— Goal of the exercise —
Each entry below should be returned exactly as is, with the pictures removed.
══ Data entries ══
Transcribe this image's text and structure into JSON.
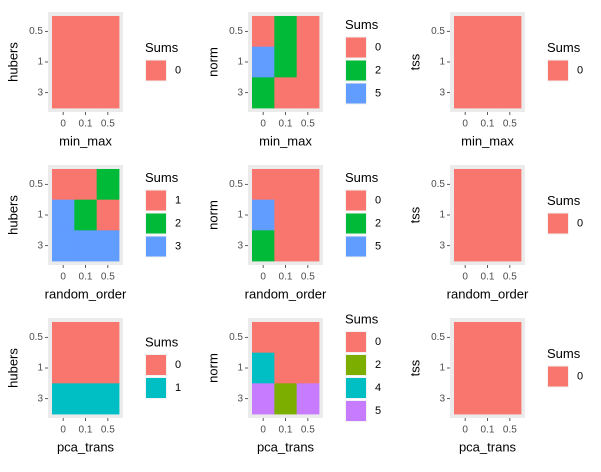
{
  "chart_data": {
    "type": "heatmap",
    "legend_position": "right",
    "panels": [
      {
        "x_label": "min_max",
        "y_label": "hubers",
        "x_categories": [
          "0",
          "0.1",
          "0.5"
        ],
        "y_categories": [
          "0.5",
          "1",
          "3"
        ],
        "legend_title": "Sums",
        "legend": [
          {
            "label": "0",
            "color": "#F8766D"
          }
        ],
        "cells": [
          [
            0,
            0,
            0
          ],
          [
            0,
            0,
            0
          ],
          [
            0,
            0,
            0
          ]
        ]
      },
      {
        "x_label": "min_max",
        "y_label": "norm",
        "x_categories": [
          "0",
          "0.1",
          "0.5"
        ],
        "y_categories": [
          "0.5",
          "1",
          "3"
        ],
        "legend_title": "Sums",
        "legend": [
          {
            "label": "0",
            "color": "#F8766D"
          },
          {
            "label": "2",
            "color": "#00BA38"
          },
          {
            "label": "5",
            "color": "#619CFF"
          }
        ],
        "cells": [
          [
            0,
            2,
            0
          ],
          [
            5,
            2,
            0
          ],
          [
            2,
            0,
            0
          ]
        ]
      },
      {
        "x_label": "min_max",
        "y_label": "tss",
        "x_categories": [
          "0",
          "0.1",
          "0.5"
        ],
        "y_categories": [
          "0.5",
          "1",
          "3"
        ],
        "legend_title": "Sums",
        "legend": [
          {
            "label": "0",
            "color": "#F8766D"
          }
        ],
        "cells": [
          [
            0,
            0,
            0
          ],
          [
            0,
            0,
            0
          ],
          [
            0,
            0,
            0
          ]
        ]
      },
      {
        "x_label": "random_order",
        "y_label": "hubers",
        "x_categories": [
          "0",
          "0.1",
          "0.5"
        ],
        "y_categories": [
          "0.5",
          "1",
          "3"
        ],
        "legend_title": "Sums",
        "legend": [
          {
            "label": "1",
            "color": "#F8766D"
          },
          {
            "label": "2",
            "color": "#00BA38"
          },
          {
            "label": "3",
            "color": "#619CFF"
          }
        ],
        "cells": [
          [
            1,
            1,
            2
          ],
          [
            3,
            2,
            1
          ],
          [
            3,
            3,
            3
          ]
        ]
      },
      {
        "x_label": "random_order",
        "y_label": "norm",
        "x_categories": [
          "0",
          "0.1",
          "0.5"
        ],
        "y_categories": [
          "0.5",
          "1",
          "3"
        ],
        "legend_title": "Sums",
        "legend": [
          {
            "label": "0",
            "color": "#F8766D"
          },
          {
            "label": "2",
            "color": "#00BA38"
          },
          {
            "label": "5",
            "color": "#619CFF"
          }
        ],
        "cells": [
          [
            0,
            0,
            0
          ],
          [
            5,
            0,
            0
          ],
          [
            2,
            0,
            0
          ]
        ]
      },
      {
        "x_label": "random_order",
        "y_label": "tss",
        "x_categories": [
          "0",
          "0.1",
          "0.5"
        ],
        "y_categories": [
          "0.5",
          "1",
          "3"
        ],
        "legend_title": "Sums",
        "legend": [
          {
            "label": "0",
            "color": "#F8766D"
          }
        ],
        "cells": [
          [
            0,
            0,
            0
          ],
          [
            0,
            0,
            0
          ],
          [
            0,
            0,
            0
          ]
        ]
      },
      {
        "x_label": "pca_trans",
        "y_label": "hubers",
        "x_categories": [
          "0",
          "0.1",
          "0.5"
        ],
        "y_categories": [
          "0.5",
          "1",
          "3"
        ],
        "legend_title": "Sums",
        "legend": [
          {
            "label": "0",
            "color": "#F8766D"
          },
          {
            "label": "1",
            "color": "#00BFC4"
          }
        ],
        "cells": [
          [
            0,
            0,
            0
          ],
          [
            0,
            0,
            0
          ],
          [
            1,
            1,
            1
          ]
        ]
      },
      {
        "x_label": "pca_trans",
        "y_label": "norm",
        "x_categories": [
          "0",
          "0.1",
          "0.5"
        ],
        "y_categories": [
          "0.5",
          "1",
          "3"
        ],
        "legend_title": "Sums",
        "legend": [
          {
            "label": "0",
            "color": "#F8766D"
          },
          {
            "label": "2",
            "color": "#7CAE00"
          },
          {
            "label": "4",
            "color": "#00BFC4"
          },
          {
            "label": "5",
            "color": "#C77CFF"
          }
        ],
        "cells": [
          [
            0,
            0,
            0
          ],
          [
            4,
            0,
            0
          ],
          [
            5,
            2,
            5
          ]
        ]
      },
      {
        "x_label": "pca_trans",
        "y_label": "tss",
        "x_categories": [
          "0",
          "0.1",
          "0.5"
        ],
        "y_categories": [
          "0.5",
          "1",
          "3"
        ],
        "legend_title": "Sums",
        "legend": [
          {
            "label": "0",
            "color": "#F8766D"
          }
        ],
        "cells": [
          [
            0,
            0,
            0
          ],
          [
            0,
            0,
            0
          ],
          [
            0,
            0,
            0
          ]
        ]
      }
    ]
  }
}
═══
— Written solution —
Transcribe this image's text and structure into JSON.
{
  "chart_data": {
    "type": "heatmap",
    "legend_position": "right",
    "panels": [
      {
        "x_label": "min_max",
        "y_label": "hubers",
        "x_categories": [
          "0",
          "0.1",
          "0.5"
        ],
        "y_categories": [
          "0.5",
          "1",
          "3"
        ],
        "legend_title": "Sums",
        "legend": [
          {
            "label": "0",
            "color": "#F8766D"
          }
        ],
        "cells": [
          [
            0,
            0,
            0
          ],
          [
            0,
            0,
            0
          ],
          [
            0,
            0,
            0
          ]
        ]
      },
      {
        "x_label": "min_max",
        "y_label": "norm",
        "x_categories": [
          "0",
          "0.1",
          "0.5"
        ],
        "y_categories": [
          "0.5",
          "1",
          "3"
        ],
        "legend_title": "Sums",
        "legend": [
          {
            "label": "0",
            "color": "#F8766D"
          },
          {
            "label": "2",
            "color": "#00BA38"
          },
          {
            "label": "5",
            "color": "#619CFF"
          }
        ],
        "cells": [
          [
            0,
            2,
            0
          ],
          [
            5,
            2,
            0
          ],
          [
            2,
            0,
            0
          ]
        ]
      },
      {
        "x_label": "min_max",
        "y_label": "tss",
        "x_categories": [
          "0",
          "0.1",
          "0.5"
        ],
        "y_categories": [
          "0.5",
          "1",
          "3"
        ],
        "legend_title": "Sums",
        "legend": [
          {
            "label": "0",
            "color": "#F8766D"
          }
        ],
        "cells": [
          [
            0,
            0,
            0
          ],
          [
            0,
            0,
            0
          ],
          [
            0,
            0,
            0
          ]
        ]
      },
      {
        "x_label": "random_order",
        "y_label": "hubers",
        "x_categories": [
          "0",
          "0.1",
          "0.5"
        ],
        "y_categories": [
          "0.5",
          "1",
          "3"
        ],
        "legend_title": "Sums",
        "legend": [
          {
            "label": "1",
            "color": "#F8766D"
          },
          {
            "label": "2",
            "color": "#00BA38"
          },
          {
            "label": "3",
            "color": "#619CFF"
          }
        ],
        "cells": [
          [
            1,
            1,
            2
          ],
          [
            3,
            2,
            1
          ],
          [
            3,
            3,
            3
          ]
        ]
      },
      {
        "x_label": "random_order",
        "y_label": "norm",
        "x_categories": [
          "0",
          "0.1",
          "0.5"
        ],
        "y_categories": [
          "0.5",
          "1",
          "3"
        ],
        "legend_title": "Sums",
        "legend": [
          {
            "label": "0",
            "color": "#F8766D"
          },
          {
            "label": "2",
            "color": "#00BA38"
          },
          {
            "label": "5",
            "color": "#619CFF"
          }
        ],
        "cells": [
          [
            0,
            0,
            0
          ],
          [
            5,
            0,
            0
          ],
          [
            2,
            0,
            0
          ]
        ]
      },
      {
        "x_label": "random_order",
        "y_label": "tss",
        "x_categories": [
          "0",
          "0.1",
          "0.5"
        ],
        "y_categories": [
          "0.5",
          "1",
          "3"
        ],
        "legend_title": "Sums",
        "legend": [
          {
            "label": "0",
            "color": "#F8766D"
          }
        ],
        "cells": [
          [
            0,
            0,
            0
          ],
          [
            0,
            0,
            0
          ],
          [
            0,
            0,
            0
          ]
        ]
      },
      {
        "x_label": "pca_trans",
        "y_label": "hubers",
        "x_categories": [
          "0",
          "0.1",
          "0.5"
        ],
        "y_categories": [
          "0.5",
          "1",
          "3"
        ],
        "legend_title": "Sums",
        "legend": [
          {
            "label": "0",
            "color": "#F8766D"
          },
          {
            "label": "1",
            "color": "#00BFC4"
          }
        ],
        "cells": [
          [
            0,
            0,
            0
          ],
          [
            0,
            0,
            0
          ],
          [
            1,
            1,
            1
          ]
        ]
      },
      {
        "x_label": "pca_trans",
        "y_label": "norm",
        "x_categories": [
          "0",
          "0.1",
          "0.5"
        ],
        "y_categories": [
          "0.5",
          "1",
          "3"
        ],
        "legend_title": "Sums",
        "legend": [
          {
            "label": "0",
            "color": "#F8766D"
          },
          {
            "label": "2",
            "color": "#7CAE00"
          },
          {
            "label": "4",
            "color": "#00BFC4"
          },
          {
            "label": "5",
            "color": "#C77CFF"
          }
        ],
        "cells": [
          [
            0,
            0,
            0
          ],
          [
            4,
            0,
            0
          ],
          [
            5,
            2,
            5
          ]
        ]
      },
      {
        "x_label": "pca_trans",
        "y_label": "tss",
        "x_categories": [
          "0",
          "0.1",
          "0.5"
        ],
        "y_categories": [
          "0.5",
          "1",
          "3"
        ],
        "legend_title": "Sums",
        "legend": [
          {
            "label": "0",
            "color": "#F8766D"
          }
        ],
        "cells": [
          [
            0,
            0,
            0
          ],
          [
            0,
            0,
            0
          ],
          [
            0,
            0,
            0
          ]
        ]
      }
    ]
  }
}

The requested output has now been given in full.